▸ **Given task**
In your copy, reproduce the entries exactly as they are, minus the images.

%%

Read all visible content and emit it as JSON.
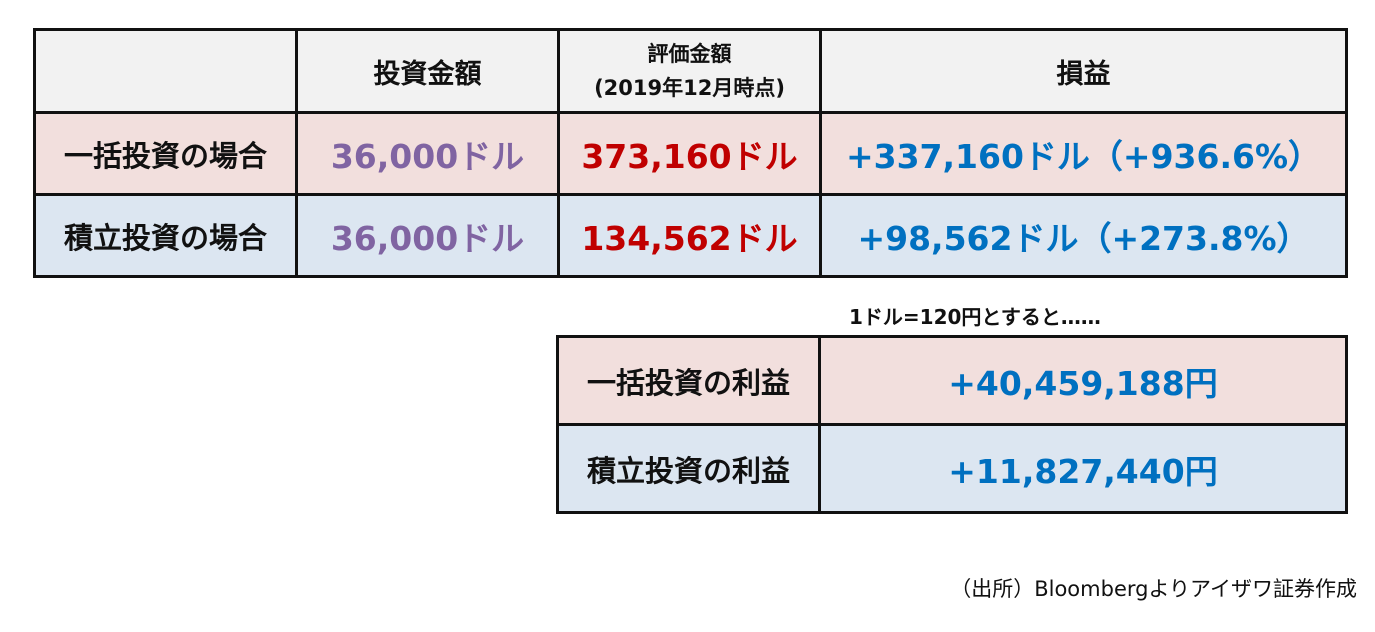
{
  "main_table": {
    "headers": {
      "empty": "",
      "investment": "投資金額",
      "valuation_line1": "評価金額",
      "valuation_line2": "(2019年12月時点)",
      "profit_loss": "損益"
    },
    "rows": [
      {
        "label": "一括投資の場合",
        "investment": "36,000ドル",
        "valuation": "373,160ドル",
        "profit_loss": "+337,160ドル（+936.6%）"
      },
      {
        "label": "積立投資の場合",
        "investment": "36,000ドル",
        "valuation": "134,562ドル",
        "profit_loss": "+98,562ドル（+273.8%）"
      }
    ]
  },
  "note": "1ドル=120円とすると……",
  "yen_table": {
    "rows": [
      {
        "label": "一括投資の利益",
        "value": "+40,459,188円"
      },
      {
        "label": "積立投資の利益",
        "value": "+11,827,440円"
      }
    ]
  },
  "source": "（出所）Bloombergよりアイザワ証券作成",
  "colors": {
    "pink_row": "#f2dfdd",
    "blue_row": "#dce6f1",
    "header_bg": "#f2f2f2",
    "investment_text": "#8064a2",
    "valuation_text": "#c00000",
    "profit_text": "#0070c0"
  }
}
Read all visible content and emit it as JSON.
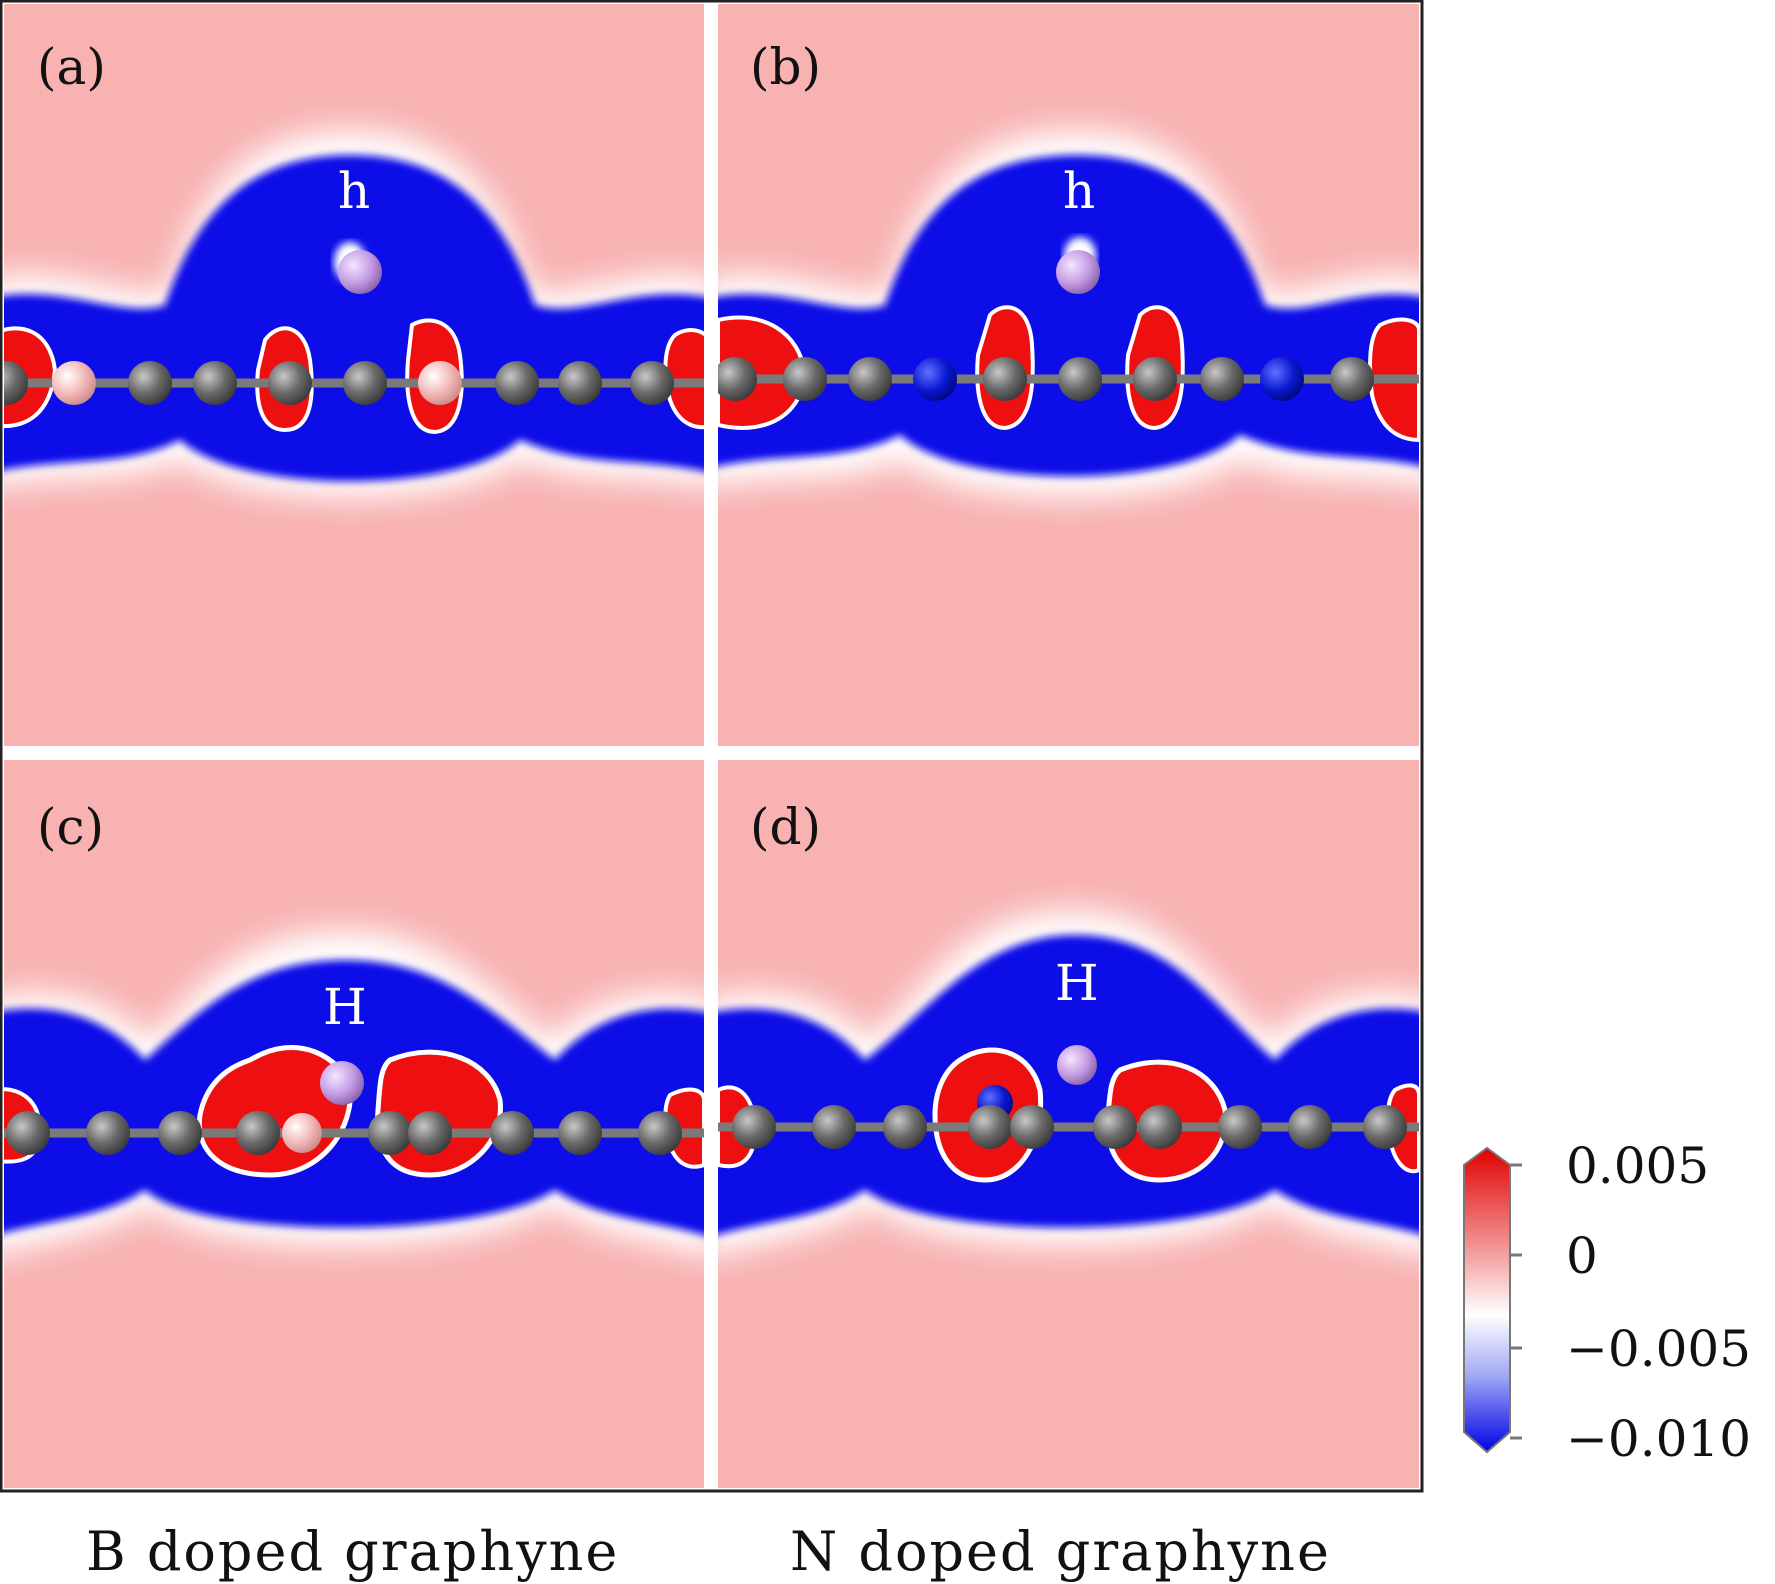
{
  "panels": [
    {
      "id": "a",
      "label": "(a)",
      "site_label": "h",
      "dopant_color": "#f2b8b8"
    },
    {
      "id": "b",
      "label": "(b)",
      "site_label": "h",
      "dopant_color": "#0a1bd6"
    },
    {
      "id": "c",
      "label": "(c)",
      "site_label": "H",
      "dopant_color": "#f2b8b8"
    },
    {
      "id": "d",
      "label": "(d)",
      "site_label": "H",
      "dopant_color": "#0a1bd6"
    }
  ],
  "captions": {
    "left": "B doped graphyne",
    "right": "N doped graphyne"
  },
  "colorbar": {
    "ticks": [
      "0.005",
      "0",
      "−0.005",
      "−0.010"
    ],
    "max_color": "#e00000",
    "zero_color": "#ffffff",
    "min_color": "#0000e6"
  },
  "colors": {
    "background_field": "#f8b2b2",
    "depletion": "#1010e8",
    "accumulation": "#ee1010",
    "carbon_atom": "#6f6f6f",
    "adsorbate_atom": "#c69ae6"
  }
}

%%

▸ **Solution to the problem**
Read all visible content and emit it as JSON.
{
  "main_table": {
    "headers": {
      "empty": "",
      "investment": "投資金額",
      "valuation_line1": "評価金額",
      "valuation_line2": "(2019年12月時点)",
      "profit_loss": "損益"
    },
    "rows": [
      {
        "label": "一括投資の場合",
        "investment": "36,000ドル",
        "valuation": "373,160ドル",
        "profit_loss": "+337,160ドル（+936.6%）"
      },
      {
        "label": "積立投資の場合",
        "investment": "36,000ドル",
        "valuation": "134,562ドル",
        "profit_loss": "+98,562ドル（+273.8%）"
      }
    ]
  },
  "note": "1ドル=120円とすると……",
  "yen_table": {
    "rows": [
      {
        "label": "一括投資の利益",
        "value": "+40,459,188円"
      },
      {
        "label": "積立投資の利益",
        "value": "+11,827,440円"
      }
    ]
  },
  "source": "（出所）Bloombergよりアイザワ証券作成",
  "colors": {
    "pink_row": "#f2dfdd",
    "blue_row": "#dce6f1",
    "header_bg": "#f2f2f2",
    "investment_text": "#8064a2",
    "valuation_text": "#c00000",
    "profit_text": "#0070c0"
  }
}
Read all visible content and emit it as JSON.
{
  "panels": [
    {
      "id": "a",
      "label": "(a)",
      "site_label": "h",
      "dopant_color": "#f2b8b8"
    },
    {
      "id": "b",
      "label": "(b)",
      "site_label": "h",
      "dopant_color": "#0a1bd6"
    },
    {
      "id": "c",
      "label": "(c)",
      "site_label": "H",
      "dopant_color": "#f2b8b8"
    },
    {
      "id": "d",
      "label": "(d)",
      "site_label": "H",
      "dopant_color": "#0a1bd6"
    }
  ],
  "captions": {
    "left": "B doped graphyne",
    "right": "N doped graphyne"
  },
  "colorbar": {
    "ticks": [
      "0.005",
      "0",
      "−0.005",
      "−0.010"
    ],
    "max_color": "#e00000",
    "zero_color": "#ffffff",
    "min_color": "#0000e6"
  },
  "colors": {
    "background_field": "#f8b2b2",
    "depletion": "#1010e8",
    "accumulation": "#ee1010",
    "carbon_atom": "#6f6f6f",
    "adsorbate_atom": "#c69ae6"
  }
}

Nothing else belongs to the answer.